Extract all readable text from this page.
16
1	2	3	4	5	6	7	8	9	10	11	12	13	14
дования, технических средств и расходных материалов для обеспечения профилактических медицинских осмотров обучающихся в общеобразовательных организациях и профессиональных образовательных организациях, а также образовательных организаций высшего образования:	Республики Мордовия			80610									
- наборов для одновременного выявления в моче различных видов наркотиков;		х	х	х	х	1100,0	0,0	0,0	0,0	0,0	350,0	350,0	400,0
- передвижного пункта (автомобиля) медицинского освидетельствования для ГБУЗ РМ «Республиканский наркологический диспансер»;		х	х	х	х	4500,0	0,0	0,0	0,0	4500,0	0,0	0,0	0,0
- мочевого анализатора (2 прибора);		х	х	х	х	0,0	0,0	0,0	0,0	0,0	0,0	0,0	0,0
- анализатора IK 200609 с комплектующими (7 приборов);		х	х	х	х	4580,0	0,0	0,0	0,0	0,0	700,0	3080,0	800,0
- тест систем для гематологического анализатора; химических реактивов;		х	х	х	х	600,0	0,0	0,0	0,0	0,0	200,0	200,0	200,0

▶ _Problem description_:
Word for word, extract all the records.

▶ _Answer in full_:
Extract all readable text from this page.
16
1	2	3	4	5	6	7	8	9	10	11	12	13	14
дования, технических средств и расходных материалов для обеспечения профилактических медицинских осмотров обучающихся в общеобразовательных организациях и профессиональных образовательных организациях, а также образовательных организаций высшего образования:	Республики Мордовия			80610									
- наборов для одновременного выявления в моче различных видов наркотиков;		х	х	х	х	1100,0	0,0	0,0	0,0	0,0	350,0	350,0	400,0
- передвижного пункта (автомобиля) медицинского освидетельствования для ГБУЗ РМ «Республиканский наркологический диспансер»;		х	х	х	х	4500,0	0,0	0,0	0,0	4500,0	0,0	0,0	0,0
- мочевого анализатора (2 прибора);		х	х	х	х	0,0	0,0	0,0	0,0	0,0	0,0	0,0	0,0
- анализатора IK 200609 с комплектующими (7 приборов);		х	х	х	х	4580,0	0,0	0,0	0,0	0,0	700,0	3080,0	800,0
- тест систем для гематологического анализатора; химических реактивов;		х	х	х	х	600,0	0,0	0,0	0,0	0,0	200,0	200,0	200,0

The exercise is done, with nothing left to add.